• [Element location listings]
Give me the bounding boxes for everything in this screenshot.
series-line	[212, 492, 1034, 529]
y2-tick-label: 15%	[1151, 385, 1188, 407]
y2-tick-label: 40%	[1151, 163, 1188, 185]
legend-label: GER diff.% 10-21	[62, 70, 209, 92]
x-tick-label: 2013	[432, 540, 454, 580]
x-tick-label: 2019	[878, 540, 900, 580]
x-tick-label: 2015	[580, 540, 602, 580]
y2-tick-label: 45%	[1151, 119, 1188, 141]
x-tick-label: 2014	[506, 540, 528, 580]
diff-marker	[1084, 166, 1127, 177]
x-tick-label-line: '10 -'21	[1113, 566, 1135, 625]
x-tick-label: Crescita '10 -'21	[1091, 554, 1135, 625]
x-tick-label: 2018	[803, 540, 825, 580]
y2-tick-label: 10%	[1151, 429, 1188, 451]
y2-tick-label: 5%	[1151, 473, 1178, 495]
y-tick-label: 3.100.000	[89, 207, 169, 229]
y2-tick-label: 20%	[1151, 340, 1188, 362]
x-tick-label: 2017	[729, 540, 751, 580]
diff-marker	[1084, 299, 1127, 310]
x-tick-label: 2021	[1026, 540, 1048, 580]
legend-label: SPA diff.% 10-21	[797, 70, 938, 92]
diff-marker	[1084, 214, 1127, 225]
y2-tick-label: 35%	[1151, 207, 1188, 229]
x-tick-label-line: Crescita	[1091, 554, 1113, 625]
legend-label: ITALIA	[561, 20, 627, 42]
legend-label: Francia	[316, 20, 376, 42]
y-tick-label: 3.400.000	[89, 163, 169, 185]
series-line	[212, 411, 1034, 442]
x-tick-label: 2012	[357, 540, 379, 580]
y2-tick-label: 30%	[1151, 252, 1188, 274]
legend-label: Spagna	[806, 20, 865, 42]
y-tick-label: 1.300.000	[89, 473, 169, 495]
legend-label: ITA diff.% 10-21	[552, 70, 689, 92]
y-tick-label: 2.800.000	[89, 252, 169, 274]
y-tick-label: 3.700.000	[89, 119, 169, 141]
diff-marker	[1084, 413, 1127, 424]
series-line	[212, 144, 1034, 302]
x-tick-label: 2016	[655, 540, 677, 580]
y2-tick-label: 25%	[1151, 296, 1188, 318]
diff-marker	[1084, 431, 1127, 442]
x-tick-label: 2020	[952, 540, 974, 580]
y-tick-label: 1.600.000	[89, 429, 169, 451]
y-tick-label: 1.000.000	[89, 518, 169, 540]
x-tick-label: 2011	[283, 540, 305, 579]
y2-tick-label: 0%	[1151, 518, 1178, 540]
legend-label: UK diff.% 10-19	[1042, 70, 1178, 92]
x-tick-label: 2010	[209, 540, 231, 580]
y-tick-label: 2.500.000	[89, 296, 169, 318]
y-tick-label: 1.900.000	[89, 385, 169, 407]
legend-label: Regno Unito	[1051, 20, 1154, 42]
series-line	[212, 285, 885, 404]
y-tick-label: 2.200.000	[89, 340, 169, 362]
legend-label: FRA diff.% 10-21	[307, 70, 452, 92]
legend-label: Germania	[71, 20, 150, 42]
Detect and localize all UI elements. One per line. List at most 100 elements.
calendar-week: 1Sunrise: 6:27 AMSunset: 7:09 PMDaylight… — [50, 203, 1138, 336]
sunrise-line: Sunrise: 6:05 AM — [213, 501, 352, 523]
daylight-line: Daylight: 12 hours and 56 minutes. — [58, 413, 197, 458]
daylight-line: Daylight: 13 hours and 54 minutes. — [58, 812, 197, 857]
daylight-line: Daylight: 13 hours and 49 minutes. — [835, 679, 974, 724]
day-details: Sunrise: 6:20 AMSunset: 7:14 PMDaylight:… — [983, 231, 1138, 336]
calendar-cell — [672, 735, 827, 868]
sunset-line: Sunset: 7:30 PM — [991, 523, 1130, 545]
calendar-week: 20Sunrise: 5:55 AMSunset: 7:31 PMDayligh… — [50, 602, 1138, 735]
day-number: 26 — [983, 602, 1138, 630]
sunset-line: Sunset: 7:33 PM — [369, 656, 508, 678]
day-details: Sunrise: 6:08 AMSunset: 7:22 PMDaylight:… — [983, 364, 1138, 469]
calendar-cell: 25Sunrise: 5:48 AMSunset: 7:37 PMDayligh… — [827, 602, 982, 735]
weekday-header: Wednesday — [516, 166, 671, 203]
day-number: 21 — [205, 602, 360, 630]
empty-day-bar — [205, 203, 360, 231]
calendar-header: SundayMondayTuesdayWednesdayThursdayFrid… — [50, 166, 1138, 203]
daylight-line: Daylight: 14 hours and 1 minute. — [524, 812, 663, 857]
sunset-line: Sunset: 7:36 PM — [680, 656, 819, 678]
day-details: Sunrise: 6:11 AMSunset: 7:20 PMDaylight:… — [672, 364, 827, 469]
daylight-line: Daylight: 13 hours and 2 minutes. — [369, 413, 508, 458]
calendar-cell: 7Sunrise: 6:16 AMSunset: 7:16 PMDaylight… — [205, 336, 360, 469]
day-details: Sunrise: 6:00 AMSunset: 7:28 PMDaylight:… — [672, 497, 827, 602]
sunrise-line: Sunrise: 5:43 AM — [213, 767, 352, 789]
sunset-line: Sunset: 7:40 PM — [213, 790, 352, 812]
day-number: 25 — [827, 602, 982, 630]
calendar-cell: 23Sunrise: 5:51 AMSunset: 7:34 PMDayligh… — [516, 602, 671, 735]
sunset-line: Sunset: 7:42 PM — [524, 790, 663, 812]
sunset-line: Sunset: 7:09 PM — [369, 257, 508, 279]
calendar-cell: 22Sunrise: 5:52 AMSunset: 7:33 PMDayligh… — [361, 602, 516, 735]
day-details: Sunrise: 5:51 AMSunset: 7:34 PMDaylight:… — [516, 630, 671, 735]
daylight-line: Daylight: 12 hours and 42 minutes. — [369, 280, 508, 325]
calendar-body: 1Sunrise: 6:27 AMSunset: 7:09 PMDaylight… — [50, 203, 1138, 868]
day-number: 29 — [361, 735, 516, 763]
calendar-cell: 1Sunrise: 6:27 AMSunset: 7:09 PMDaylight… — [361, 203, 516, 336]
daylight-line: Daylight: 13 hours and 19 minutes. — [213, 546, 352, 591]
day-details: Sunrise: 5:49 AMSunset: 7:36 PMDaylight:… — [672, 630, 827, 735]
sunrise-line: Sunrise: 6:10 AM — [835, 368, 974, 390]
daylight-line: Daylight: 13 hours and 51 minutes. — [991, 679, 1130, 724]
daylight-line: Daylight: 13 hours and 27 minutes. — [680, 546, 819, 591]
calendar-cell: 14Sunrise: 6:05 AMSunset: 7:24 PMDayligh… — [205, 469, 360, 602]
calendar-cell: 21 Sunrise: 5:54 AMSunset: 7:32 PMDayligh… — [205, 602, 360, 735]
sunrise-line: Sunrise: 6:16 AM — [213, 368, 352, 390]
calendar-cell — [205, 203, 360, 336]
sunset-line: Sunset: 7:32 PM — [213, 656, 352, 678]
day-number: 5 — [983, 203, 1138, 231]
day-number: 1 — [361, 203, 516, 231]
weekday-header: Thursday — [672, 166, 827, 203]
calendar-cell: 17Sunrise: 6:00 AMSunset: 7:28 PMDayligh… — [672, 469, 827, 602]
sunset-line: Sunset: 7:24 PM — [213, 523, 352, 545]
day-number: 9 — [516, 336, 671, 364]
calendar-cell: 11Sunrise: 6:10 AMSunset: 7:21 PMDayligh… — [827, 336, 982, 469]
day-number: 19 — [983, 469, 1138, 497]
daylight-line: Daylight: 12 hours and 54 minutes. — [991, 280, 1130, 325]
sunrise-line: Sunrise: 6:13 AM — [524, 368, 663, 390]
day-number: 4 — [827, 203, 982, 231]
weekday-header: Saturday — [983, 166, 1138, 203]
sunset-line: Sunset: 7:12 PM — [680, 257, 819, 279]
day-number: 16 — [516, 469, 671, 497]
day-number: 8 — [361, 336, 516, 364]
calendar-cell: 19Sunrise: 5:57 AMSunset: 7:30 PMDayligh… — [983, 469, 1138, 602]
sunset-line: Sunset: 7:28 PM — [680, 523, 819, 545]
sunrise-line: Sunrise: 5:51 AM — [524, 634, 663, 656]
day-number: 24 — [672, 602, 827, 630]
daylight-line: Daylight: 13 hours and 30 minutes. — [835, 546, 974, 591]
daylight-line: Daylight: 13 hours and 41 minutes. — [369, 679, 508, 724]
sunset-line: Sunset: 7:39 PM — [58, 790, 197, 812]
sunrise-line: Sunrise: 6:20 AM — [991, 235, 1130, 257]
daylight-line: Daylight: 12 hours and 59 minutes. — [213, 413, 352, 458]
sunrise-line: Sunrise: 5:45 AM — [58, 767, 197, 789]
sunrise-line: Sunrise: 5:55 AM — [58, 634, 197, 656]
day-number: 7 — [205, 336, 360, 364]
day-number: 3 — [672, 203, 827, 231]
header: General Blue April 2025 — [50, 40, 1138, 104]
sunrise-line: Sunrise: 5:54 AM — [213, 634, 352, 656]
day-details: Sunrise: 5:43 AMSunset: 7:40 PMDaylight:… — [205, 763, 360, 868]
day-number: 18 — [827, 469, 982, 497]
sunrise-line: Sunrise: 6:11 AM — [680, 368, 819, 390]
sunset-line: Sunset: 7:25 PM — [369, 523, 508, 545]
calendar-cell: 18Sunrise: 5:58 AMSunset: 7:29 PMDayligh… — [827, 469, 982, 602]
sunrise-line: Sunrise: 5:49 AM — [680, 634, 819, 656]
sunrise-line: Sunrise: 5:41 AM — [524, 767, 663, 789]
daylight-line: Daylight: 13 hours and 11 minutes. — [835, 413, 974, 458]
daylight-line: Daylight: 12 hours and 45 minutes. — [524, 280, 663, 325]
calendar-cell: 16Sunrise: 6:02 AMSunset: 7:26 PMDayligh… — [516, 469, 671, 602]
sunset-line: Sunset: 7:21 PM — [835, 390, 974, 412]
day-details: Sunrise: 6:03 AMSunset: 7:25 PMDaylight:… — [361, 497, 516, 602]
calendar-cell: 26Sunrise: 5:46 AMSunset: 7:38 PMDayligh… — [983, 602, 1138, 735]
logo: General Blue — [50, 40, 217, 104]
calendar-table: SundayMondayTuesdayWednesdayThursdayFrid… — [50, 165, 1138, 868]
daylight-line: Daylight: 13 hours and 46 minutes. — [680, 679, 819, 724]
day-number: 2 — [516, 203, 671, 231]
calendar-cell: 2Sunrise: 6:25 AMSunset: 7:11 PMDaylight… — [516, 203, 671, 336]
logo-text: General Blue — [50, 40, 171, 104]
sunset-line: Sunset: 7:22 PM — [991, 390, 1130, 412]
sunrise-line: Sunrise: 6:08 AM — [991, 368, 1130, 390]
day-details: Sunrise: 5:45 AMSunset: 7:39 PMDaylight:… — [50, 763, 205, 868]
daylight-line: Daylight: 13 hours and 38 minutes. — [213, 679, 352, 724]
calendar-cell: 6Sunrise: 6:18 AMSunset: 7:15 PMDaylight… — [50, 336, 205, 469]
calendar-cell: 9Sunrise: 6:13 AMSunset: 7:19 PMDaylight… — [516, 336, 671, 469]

• [WORK TO DO]
Convert the material into a Markdown table, starting at its first line and ending at the line that contains "207, 169, 229]", with both ends included. Use the columns No. and Line, and leave out any blank lines.

• [OUTPUT BELOW]
| No. | Line |
|---|---|
| 1 | Give me the bounding boxes for everything in this screenshot. |
| 2 | series-line	[212, 492, 1034, 529] |
| 3 | y2-tick-label: 15%	[1151, 385, 1188, 407] |
| 4 | y2-tick-label: 40%	[1151, 163, 1188, 185] |
| 5 | legend-label: GER diff.% 10-21	[62, 70, 209, 92] |
| 6 | x-tick-label: 2013	[432, 540, 454, 580] |
| 7 | x-tick-label: 2019	[878, 540, 900, 580] |
| 8 | x-tick-label: 2015	[580, 540, 602, 580] |
| 9 | y2-tick-label: 45%	[1151, 119, 1188, 141] |
| 10 | x-tick-label: 2014	[506, 540, 528, 580] |
| 11 | diff-marker	[1084, 166, 1127, 177] |
| 12 | x-tick-label-line: '10 -'21	[1113, 566, 1135, 625] |
| 13 | x-tick-label: Crescita '10 -'21	[1091, 554, 1135, 625] |
| 14 | x-tick-label: 2018	[803, 540, 825, 580] |
| 15 | y2-tick-label: 10%	[1151, 429, 1188, 451] |
| 16 | y2-tick-label: 5%	[1151, 473, 1178, 495] |
| 17 | y-tick-label: 3.100.000	[89, 207, 169, 229] |